* Start EXERCISE MATERIAL *

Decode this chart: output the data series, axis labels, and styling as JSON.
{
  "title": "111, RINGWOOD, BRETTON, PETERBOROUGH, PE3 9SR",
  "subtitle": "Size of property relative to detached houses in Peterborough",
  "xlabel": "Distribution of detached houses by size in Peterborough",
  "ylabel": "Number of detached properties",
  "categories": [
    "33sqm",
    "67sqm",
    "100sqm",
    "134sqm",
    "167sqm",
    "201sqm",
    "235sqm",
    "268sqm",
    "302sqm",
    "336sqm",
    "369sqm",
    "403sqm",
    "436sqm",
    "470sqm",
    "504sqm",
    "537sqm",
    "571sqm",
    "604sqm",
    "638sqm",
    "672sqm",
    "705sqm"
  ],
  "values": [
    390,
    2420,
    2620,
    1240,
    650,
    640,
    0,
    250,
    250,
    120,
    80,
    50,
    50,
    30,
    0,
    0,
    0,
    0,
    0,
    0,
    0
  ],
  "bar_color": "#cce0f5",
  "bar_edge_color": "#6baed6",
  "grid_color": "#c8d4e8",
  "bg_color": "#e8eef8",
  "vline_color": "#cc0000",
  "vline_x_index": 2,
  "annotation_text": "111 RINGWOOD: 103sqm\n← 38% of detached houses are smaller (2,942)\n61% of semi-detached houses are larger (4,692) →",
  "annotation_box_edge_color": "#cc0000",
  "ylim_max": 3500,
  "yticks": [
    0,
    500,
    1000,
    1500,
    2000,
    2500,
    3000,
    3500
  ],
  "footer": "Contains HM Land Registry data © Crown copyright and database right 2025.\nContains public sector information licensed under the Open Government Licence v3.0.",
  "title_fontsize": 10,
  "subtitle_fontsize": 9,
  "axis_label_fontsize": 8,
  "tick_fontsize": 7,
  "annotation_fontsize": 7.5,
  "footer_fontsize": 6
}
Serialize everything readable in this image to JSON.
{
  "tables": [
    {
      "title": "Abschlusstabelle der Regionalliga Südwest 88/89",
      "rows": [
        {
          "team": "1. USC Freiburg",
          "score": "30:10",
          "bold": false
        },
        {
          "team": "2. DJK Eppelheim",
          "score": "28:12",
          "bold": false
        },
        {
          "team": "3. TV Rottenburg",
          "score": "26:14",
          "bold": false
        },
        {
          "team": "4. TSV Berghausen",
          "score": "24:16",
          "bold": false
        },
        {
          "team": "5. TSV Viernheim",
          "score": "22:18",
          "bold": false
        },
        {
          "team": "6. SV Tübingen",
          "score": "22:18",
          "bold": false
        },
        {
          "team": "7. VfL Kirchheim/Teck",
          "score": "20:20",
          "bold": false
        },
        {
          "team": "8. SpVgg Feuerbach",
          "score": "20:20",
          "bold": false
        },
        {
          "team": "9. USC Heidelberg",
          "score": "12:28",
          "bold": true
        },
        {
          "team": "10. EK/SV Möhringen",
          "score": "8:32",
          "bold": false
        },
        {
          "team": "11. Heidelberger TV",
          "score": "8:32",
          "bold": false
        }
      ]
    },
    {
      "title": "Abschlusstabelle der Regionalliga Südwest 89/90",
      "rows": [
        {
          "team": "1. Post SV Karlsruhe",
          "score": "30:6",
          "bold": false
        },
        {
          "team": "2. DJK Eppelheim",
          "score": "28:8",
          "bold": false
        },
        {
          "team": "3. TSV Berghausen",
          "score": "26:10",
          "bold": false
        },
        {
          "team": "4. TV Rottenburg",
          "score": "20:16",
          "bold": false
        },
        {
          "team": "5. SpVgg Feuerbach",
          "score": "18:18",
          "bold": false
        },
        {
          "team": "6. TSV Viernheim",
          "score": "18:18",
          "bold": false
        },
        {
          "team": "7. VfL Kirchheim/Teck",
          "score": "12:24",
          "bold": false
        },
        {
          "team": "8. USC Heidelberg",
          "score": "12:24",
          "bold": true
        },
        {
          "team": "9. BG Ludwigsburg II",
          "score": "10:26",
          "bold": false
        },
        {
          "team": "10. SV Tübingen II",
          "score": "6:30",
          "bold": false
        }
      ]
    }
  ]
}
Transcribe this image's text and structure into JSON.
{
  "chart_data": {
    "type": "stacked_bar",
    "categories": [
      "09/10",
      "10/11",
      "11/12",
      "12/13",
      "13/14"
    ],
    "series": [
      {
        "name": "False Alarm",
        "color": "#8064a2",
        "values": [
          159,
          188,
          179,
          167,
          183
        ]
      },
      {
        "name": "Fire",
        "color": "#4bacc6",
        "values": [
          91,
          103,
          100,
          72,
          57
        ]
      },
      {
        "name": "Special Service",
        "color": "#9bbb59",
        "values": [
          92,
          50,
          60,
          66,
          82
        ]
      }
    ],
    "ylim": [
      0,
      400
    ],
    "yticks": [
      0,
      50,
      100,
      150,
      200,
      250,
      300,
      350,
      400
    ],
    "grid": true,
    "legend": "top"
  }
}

* End EXERCISE MATERIAL *

» **REQUEST**
Write out the entries in full, exactly as given.

» **ANSWER TO THIS PROBLEM**
Decode this chart: output the data series, axis labels, and styling as JSON.
{
  "title": "111, RINGWOOD, BRETTON, PETERBOROUGH, PE3 9SR",
  "subtitle": "Size of property relative to detached houses in Peterborough",
  "xlabel": "Distribution of detached houses by size in Peterborough",
  "ylabel": "Number of detached properties",
  "categories": [
    "33sqm",
    "67sqm",
    "100sqm",
    "134sqm",
    "167sqm",
    "201sqm",
    "235sqm",
    "268sqm",
    "302sqm",
    "336sqm",
    "369sqm",
    "403sqm",
    "436sqm",
    "470sqm",
    "504sqm",
    "537sqm",
    "571sqm",
    "604sqm",
    "638sqm",
    "672sqm",
    "705sqm"
  ],
  "values": [
    390,
    2420,
    2620,
    1240,
    650,
    640,
    0,
    250,
    250,
    120,
    80,
    50,
    50,
    30,
    0,
    0,
    0,
    0,
    0,
    0,
    0
  ],
  "bar_color": "#cce0f5",
  "bar_edge_color": "#6baed6",
  "grid_color": "#c8d4e8",
  "bg_color": "#e8eef8",
  "vline_color": "#cc0000",
  "vline_x_index": 2,
  "annotation_text": "111 RINGWOOD: 103sqm\n← 38% of detached houses are smaller (2,942)\n61% of semi-detached houses are larger (4,692) →",
  "annotation_box_edge_color": "#cc0000",
  "ylim_max": 3500,
  "yticks": [
    0,
    500,
    1000,
    1500,
    2000,
    2500,
    3000,
    3500
  ],
  "footer": "Contains HM Land Registry data © Crown copyright and database right 2025.\nContains public sector information licensed under the Open Government Licence v3.0.",
  "title_fontsize": 10,
  "subtitle_fontsize": 9,
  "axis_label_fontsize": 8,
  "tick_fontsize": 7,
  "annotation_fontsize": 7.5,
  "footer_fontsize": 6
}
Serialize everything readable in this image to JSON.
{
  "tables": [
    {
      "title": "Abschlusstabelle der Regionalliga Südwest 88/89",
      "rows": [
        {
          "team": "1. USC Freiburg",
          "score": "30:10",
          "bold": false
        },
        {
          "team": "2. DJK Eppelheim",
          "score": "28:12",
          "bold": false
        },
        {
          "team": "3. TV Rottenburg",
          "score": "26:14",
          "bold": false
        },
        {
          "team": "4. TSV Berghausen",
          "score": "24:16",
          "bold": false
        },
        {
          "team": "5. TSV Viernheim",
          "score": "22:18",
          "bold": false
        },
        {
          "team": "6. SV Tübingen",
          "score": "22:18",
          "bold": false
        },
        {
          "team": "7. VfL Kirchheim/Teck",
          "score": "20:20",
          "bold": false
        },
        {
          "team": "8. SpVgg Feuerbach",
          "score": "20:20",
          "bold": false
        },
        {
          "team": "9. USC Heidelberg",
          "score": "12:28",
          "bold": true
        },
        {
          "team": "10. EK/SV Möhringen",
          "score": "8:32",
          "bold": false
        },
        {
          "team": "11. Heidelberger TV",
          "score": "8:32",
          "bold": false
        }
      ]
    },
    {
      "title": "Abschlusstabelle der Regionalliga Südwest 89/90",
      "rows": [
        {
          "team": "1. Post SV Karlsruhe",
          "score": "30:6",
          "bold": false
        },
        {
          "team": "2. DJK Eppelheim",
          "score": "28:8",
          "bold": false
        },
        {
          "team": "3. TSV Berghausen",
          "score": "26:10",
          "bold": false
        },
        {
          "team": "4. TV Rottenburg",
          "score": "20:16",
          "bold": false
        },
        {
          "team": "5. SpVgg Feuerbach",
          "score": "18:18",
          "bold": false
        },
        {
          "team": "6. TSV Viernheim",
          "score": "18:18",
          "bold": false
        },
        {
          "team": "7. VfL Kirchheim/Teck",
          "score": "12:24",
          "bold": false
        },
        {
          "team": "8. USC Heidelberg",
          "score": "12:24",
          "bold": true
        },
        {
          "team": "9. BG Ludwigsburg II",
          "score": "10:26",
          "bold": false
        },
        {
          "team": "10. SV Tübingen II",
          "score": "6:30",
          "bold": false
        }
      ]
    }
  ]
}
Transcribe this image's text and structure into JSON.
{
  "chart_data": {
    "type": "stacked_bar",
    "categories": [
      "09/10",
      "10/11",
      "11/12",
      "12/13",
      "13/14"
    ],
    "series": [
      {
        "name": "False Alarm",
        "color": "#8064a2",
        "values": [
          159,
          188,
          179,
          167,
          183
        ]
      },
      {
        "name": "Fire",
        "color": "#4bacc6",
        "values": [
          91,
          103,
          100,
          72,
          57
        ]
      },
      {
        "name": "Special Service",
        "color": "#9bbb59",
        "values": [
          92,
          50,
          60,
          66,
          82
        ]
      }
    ],
    "ylim": [
      0,
      400
    ],
    "yticks": [
      0,
      50,
      100,
      150,
      200,
      250,
      300,
      350,
      400
    ],
    "grid": true,
    "legend": "top"
  }
}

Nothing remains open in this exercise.